(Rows from a figure dataset)
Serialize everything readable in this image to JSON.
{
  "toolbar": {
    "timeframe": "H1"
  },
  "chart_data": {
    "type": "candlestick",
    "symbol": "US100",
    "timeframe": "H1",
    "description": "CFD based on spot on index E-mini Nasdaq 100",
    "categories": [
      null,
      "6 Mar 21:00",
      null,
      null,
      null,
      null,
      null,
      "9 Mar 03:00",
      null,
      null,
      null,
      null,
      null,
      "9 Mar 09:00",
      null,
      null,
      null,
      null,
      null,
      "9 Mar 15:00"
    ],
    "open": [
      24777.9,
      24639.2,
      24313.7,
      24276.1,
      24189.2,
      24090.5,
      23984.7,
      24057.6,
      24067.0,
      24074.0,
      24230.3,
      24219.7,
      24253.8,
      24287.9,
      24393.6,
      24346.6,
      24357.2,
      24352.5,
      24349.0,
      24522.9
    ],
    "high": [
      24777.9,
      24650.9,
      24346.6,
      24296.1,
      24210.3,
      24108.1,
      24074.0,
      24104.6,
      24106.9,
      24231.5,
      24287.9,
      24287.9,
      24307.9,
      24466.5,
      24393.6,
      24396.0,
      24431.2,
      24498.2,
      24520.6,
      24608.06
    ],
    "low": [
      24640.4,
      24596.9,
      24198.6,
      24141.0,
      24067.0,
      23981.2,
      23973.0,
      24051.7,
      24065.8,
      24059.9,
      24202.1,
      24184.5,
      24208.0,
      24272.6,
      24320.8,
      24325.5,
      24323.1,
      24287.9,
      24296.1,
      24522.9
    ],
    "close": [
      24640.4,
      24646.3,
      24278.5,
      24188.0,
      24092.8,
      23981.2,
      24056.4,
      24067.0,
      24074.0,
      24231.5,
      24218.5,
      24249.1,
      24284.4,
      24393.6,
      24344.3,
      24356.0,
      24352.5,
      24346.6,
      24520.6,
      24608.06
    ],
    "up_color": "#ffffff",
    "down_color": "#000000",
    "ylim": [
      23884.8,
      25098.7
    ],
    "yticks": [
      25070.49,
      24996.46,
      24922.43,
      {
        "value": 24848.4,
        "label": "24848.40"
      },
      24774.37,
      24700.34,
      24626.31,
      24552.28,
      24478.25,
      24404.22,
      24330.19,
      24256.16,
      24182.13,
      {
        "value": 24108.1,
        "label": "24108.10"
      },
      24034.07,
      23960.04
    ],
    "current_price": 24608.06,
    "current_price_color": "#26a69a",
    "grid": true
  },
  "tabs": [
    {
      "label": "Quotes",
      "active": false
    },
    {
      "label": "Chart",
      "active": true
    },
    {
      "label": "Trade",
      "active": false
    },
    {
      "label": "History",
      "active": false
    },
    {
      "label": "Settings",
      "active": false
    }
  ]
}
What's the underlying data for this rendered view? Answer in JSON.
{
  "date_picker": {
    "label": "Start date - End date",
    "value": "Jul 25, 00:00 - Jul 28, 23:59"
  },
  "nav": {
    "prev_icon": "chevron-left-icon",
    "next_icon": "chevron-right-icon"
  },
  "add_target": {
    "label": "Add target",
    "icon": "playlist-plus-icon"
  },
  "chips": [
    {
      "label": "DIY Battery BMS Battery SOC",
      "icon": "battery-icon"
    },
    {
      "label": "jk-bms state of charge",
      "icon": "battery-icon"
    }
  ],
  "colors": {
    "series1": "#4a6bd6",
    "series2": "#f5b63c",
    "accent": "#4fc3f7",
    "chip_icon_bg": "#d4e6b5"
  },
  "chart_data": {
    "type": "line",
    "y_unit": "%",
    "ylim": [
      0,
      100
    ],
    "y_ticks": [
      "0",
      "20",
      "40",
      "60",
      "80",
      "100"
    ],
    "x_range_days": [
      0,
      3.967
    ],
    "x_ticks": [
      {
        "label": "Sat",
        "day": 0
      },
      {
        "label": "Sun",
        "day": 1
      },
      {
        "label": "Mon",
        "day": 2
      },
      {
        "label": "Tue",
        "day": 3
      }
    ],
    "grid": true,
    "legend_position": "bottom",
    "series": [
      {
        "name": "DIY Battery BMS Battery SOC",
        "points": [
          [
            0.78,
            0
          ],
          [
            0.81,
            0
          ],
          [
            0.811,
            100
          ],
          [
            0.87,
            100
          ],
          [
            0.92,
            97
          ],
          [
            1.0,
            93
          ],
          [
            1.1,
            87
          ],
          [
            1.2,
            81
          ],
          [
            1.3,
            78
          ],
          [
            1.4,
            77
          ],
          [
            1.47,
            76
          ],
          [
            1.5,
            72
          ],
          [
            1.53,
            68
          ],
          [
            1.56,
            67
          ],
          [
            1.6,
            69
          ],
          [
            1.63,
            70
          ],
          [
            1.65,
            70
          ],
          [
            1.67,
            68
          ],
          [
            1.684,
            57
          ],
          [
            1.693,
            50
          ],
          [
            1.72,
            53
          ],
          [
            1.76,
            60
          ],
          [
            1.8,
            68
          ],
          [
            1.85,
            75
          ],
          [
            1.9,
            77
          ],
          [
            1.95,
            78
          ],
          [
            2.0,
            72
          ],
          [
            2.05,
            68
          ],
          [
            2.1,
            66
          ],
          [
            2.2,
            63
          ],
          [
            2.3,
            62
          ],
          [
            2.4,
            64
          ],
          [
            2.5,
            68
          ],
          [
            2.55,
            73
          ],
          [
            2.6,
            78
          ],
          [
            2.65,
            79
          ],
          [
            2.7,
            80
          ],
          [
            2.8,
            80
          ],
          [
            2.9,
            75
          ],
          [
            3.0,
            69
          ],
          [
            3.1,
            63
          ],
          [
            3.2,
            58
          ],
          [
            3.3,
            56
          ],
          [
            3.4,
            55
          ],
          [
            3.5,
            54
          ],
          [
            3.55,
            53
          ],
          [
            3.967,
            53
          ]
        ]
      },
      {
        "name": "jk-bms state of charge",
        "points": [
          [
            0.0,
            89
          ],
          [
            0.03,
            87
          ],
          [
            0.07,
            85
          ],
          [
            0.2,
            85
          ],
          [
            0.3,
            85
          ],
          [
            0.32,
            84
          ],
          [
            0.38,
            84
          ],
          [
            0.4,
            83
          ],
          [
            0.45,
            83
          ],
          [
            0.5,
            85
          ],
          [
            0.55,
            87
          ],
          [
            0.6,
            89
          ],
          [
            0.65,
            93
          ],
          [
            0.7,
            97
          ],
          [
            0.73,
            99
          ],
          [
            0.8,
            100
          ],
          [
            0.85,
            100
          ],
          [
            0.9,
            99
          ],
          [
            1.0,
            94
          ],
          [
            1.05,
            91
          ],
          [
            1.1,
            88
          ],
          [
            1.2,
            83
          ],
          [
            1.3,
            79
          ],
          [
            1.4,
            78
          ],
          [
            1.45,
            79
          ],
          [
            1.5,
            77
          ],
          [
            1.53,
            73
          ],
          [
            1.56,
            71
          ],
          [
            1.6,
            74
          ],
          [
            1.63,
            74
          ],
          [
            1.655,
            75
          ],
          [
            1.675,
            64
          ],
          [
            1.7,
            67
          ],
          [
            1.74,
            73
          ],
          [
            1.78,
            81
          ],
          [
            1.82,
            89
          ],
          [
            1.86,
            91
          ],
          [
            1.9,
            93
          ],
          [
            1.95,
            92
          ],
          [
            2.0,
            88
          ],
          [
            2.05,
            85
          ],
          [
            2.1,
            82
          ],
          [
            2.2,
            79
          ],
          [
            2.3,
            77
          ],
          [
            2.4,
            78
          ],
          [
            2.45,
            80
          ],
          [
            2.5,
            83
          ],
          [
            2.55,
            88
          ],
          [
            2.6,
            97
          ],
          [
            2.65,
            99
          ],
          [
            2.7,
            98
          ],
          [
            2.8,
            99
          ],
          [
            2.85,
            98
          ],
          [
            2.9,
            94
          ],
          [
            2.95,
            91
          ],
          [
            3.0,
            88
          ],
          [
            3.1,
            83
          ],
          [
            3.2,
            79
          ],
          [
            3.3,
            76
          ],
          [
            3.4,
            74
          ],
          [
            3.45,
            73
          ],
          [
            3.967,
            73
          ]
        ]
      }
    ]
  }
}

> GOAL:
Select, from the listing, all lines that include the word "state".

> RESPONSE:
      "label": "jk-bms state of charge",
        "name": "jk-bms state of charge",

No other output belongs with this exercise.